» Task objective
Select and reproduce each line of the listing below that bears the string "Ophoven".

[Figure contents as structured data]
↓↓↓
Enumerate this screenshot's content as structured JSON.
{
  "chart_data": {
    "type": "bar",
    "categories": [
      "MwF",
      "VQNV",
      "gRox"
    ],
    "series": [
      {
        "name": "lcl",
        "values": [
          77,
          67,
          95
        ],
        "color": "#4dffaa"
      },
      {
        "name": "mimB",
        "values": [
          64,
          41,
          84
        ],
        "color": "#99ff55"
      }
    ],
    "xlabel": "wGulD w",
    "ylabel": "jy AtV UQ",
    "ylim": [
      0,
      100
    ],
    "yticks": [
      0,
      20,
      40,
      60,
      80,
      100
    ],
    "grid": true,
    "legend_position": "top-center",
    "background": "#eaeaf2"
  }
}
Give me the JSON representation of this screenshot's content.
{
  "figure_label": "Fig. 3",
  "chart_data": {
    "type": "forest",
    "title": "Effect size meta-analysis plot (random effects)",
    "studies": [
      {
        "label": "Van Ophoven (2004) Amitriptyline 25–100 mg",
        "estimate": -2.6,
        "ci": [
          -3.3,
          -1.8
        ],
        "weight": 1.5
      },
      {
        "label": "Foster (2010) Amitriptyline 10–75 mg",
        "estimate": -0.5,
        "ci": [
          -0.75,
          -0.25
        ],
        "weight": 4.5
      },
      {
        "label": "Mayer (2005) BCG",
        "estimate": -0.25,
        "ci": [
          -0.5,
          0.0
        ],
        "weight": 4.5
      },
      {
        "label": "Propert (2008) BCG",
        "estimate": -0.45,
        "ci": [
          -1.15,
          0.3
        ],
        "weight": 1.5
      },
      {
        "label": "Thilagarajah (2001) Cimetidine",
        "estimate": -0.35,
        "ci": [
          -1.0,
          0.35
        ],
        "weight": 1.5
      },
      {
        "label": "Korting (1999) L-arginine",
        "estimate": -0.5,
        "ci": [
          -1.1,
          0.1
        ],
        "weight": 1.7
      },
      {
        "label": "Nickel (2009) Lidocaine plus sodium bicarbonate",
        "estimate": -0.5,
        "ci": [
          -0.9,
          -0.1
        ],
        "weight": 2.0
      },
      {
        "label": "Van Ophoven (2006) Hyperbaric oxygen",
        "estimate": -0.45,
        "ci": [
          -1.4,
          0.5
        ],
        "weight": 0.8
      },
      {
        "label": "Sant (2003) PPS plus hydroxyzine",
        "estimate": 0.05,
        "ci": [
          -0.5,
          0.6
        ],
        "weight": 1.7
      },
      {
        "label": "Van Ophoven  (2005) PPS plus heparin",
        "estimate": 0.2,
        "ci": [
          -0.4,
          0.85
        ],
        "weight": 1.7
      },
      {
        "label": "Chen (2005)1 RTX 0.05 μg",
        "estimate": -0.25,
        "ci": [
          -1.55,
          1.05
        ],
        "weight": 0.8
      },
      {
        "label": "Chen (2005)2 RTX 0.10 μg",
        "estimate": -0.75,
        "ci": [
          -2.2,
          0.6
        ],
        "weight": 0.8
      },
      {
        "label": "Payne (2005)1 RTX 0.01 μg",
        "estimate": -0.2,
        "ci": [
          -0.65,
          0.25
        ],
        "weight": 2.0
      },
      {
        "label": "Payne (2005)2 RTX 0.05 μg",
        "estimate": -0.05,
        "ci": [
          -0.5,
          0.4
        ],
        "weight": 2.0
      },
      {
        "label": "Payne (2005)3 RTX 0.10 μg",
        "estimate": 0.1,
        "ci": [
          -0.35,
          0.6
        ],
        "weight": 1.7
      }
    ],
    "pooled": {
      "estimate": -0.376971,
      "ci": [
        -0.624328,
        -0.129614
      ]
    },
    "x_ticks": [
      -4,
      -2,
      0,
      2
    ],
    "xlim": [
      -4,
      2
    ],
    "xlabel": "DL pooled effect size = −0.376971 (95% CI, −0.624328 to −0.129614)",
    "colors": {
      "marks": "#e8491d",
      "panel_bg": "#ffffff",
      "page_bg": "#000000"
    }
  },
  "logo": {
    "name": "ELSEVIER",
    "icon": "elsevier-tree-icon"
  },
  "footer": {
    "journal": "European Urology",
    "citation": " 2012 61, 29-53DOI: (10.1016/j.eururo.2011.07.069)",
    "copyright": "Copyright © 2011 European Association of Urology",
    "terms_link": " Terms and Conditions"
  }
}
↑↑↑
» Answer for the task
        "label": "Van Ophoven (2004) Amitriptyline 25–100 mg",
        "label": "Van Ophoven (2006) Hyperbaric oxygen",
        "label": "Van Ophoven  (2005) PPS plus heparin",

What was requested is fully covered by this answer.